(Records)
......

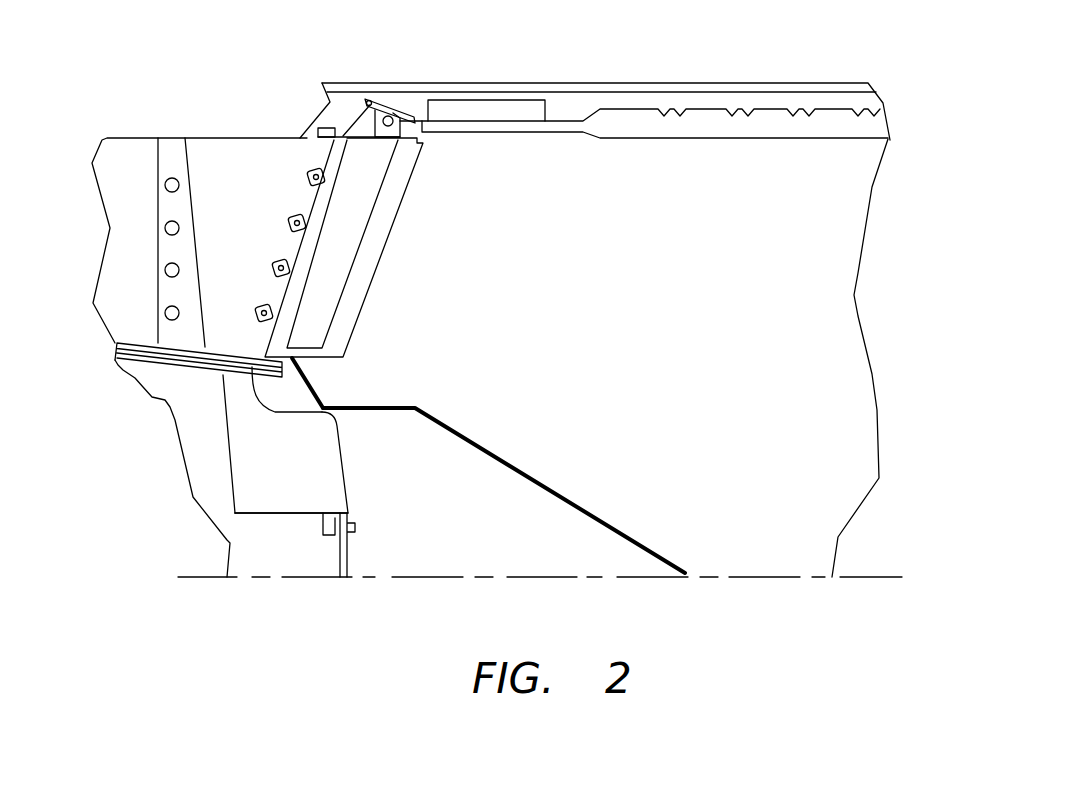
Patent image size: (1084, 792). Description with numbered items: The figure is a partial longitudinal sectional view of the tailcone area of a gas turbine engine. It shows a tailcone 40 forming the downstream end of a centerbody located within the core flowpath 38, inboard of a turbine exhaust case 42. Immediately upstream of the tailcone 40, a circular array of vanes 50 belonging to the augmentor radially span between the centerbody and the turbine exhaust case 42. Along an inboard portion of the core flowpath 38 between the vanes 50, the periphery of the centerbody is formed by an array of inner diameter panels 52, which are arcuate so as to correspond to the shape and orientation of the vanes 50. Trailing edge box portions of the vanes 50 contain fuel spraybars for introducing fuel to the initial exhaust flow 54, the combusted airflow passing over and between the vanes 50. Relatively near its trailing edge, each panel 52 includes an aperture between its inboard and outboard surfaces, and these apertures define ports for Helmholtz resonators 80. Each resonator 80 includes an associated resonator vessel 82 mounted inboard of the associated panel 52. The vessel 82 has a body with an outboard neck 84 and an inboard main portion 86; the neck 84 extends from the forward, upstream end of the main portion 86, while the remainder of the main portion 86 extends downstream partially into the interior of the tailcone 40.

The core flowpath 38 is at (327, 142).
The tailcone 40 is at (518, 467).
The turbine exhaust case 42 is at (372, 103).
The vanes 50 is at (324, 228).
The inner diameter (ID) panels 52 is at (296, 363).
The initial exhaust flow 54 is at (826, 230).
The Helmholtz resonator 80 is at (354, 472).
The resonator vessel 82 is at (254, 462).
The outboard neck 84 is at (238, 396).
The inboard main portion 86 is at (275, 488).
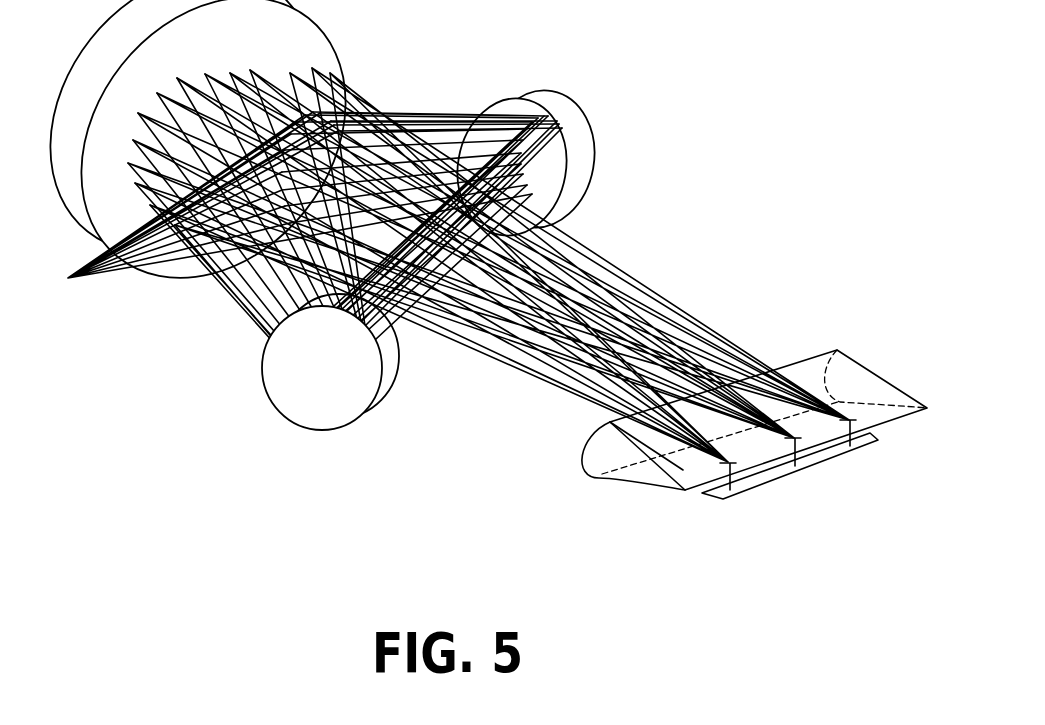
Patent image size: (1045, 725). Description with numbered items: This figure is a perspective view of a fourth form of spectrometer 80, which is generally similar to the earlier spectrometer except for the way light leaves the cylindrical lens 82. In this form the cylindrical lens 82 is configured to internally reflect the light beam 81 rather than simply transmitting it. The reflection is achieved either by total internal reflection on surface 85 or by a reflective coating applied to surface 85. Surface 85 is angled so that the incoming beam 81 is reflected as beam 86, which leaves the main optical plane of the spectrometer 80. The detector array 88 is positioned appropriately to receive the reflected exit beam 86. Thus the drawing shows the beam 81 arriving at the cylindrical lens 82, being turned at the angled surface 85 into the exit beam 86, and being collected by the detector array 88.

The spectrometer 80 is at (424, 231).
The light beam 81 is at (692, 300).
The cylindrical lens 82 is at (880, 363).
The surface 85 is at (681, 477).
The reflected exit beam 86 is at (730, 489).
The detector array 88 is at (816, 456).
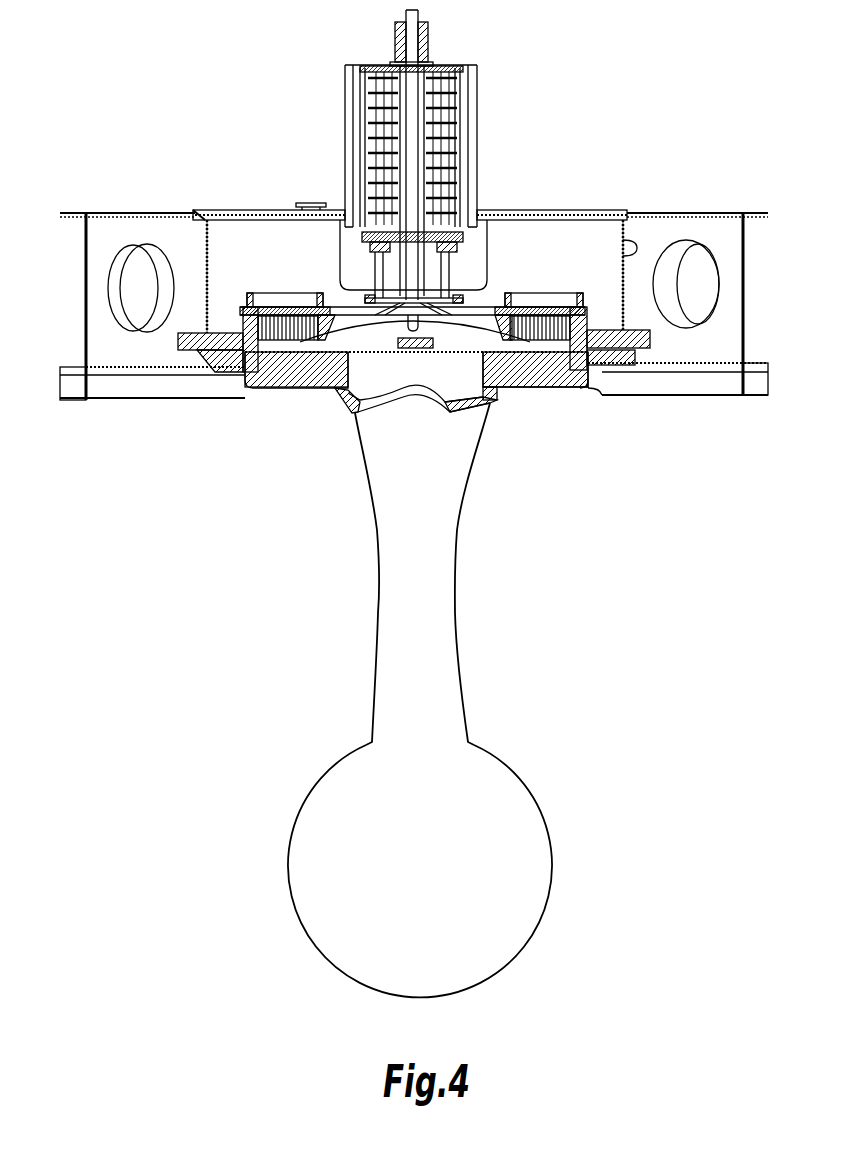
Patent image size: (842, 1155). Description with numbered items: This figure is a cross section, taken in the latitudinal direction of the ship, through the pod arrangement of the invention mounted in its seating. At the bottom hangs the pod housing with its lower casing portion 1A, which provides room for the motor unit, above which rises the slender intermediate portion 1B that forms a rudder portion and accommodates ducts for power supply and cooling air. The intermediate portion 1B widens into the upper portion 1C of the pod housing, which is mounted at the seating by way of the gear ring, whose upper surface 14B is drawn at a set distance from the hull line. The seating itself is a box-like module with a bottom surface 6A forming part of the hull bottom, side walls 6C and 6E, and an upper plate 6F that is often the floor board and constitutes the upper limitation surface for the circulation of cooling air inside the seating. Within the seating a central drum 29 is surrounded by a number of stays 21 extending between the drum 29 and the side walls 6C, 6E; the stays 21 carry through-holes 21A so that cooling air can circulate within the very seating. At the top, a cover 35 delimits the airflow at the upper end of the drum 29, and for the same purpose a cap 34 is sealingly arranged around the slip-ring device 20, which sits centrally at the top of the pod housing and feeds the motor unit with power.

The lower casing portion 1A is at (555, 862).
The intermediate portion 1B is at (458, 595).
The upper portion of the pod housing 1C is at (288, 378).
The bottom surface 6A is at (143, 392).
The side wall 6C is at (748, 300).
The side wall 6E is at (85, 303).
The plate 6F is at (680, 210).
The upper surface of the gear ring 14B is at (287, 318).
The slip-ring device 20 is at (378, 130).
The stays 21 is at (110, 352).
The through-holes 21A is at (135, 285).
The drum 29 is at (620, 258).
The cap 34 is at (482, 100).
The cover 35 is at (568, 208).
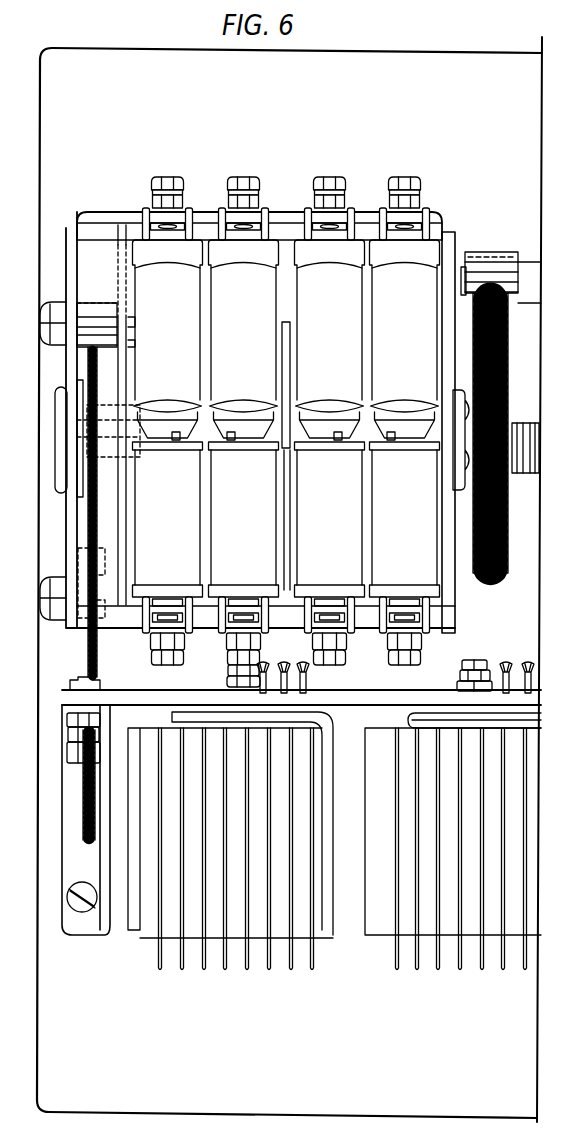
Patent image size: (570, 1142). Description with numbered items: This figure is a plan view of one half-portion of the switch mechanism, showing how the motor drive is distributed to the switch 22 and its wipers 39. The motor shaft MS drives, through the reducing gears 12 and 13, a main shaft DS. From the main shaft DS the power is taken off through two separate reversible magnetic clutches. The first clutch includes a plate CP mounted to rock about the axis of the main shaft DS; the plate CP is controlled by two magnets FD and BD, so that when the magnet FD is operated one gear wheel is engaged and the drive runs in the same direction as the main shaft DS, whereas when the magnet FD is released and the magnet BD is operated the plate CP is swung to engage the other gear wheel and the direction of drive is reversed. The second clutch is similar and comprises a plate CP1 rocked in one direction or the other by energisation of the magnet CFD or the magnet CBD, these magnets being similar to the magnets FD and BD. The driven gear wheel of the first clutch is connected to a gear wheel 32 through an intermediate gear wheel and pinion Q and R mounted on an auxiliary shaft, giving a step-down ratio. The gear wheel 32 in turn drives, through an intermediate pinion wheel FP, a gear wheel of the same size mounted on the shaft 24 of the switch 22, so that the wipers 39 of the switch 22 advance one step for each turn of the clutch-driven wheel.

The magnet FD is at (247, 273).
The magnet CFD is at (392, 295).
The reducing gear 12 is at (472, 252).
The motor shaft MS is at (525, 276).
The reducing gear 13 is at (509, 357).
The main shaft DS is at (513, 420).
The intermediate pinion R is at (100, 326).
The intermediate gear wheel Q is at (120, 365).
The plate CP is at (163, 415).
The plate CP1 is at (398, 417).
The gear wheel 32 is at (85, 514).
The magnet BD is at (233, 517).
The magnet CBD is at (410, 574).
The intermediate pinion wheel FP is at (87, 648).
The shaft 24 is at (67, 740).
The switch 22 is at (131, 946).
The wipers 39 is at (305, 688).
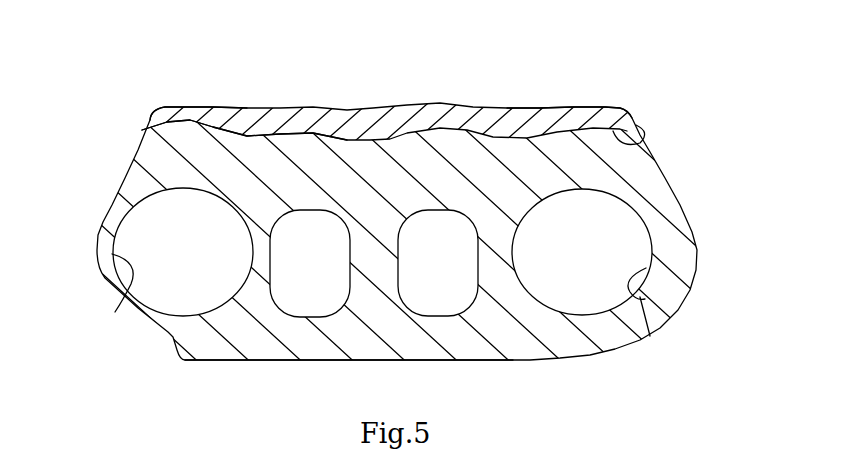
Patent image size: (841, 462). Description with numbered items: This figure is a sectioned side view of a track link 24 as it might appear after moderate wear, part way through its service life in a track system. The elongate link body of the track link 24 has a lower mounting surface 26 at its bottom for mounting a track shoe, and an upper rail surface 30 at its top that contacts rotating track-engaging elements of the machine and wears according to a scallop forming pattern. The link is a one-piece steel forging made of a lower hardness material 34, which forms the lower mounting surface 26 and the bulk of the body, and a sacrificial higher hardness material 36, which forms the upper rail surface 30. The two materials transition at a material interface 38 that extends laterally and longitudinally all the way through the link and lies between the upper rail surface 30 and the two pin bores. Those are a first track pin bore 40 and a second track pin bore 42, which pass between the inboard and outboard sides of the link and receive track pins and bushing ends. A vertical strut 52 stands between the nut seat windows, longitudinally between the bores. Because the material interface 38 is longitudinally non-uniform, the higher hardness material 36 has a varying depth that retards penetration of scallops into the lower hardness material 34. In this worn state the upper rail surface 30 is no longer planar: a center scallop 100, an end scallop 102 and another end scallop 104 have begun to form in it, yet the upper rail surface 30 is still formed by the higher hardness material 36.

The track link 24 is at (694, 222).
The lower mounting surface 26 is at (311, 360).
The upper rail surface 30 is at (187, 107).
The lower hardness material 34 is at (482, 137).
The higher hardness material 36 is at (597, 107).
The material interface 38 is at (640, 143).
The first track pin bore 40 is at (115, 312).
The second track pin bore 42 is at (650, 336).
The vertical strut 52 is at (359, 254).
The center scallop 100 is at (403, 108).
The end scallop 102 is at (547, 107).
The end scallop 104 is at (260, 107).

......

Quote the listing from the line containing "Patent image size: (1045, 725)." through the line containing "The detector array 88 is at (816, 456).", inclusive.

WRITTEN SOLUTION ->
Patent image size: (1045, 725). Description with numbered items: This figure is a perspective view of a fourth form of spectrometer 80, which is generally similar to the earlier spectrometer except for the way light leaves the cylindrical lens 82. In this form the cylindrical lens 82 is configured to internally reflect the light beam 81 rather than simply transmitting it. The reflection is achieved either by total internal reflection on surface 85 or by a reflective coating applied to surface 85. Surface 85 is angled so that the incoming beam 81 is reflected as beam 86, which leaves the main optical plane of the spectrometer 80. The detector array 88 is positioned appropriately to receive the reflected exit beam 86. Thus the drawing shows the beam 81 arriving at the cylindrical lens 82, being turned at the angled surface 85 into the exit beam 86, and being collected by the detector array 88.

The spectrometer 80 is at (424, 231).
The light beam 81 is at (692, 300).
The cylindrical lens 82 is at (880, 363).
The surface 85 is at (681, 477).
The reflected exit beam 86 is at (730, 489).
The detector array 88 is at (816, 456).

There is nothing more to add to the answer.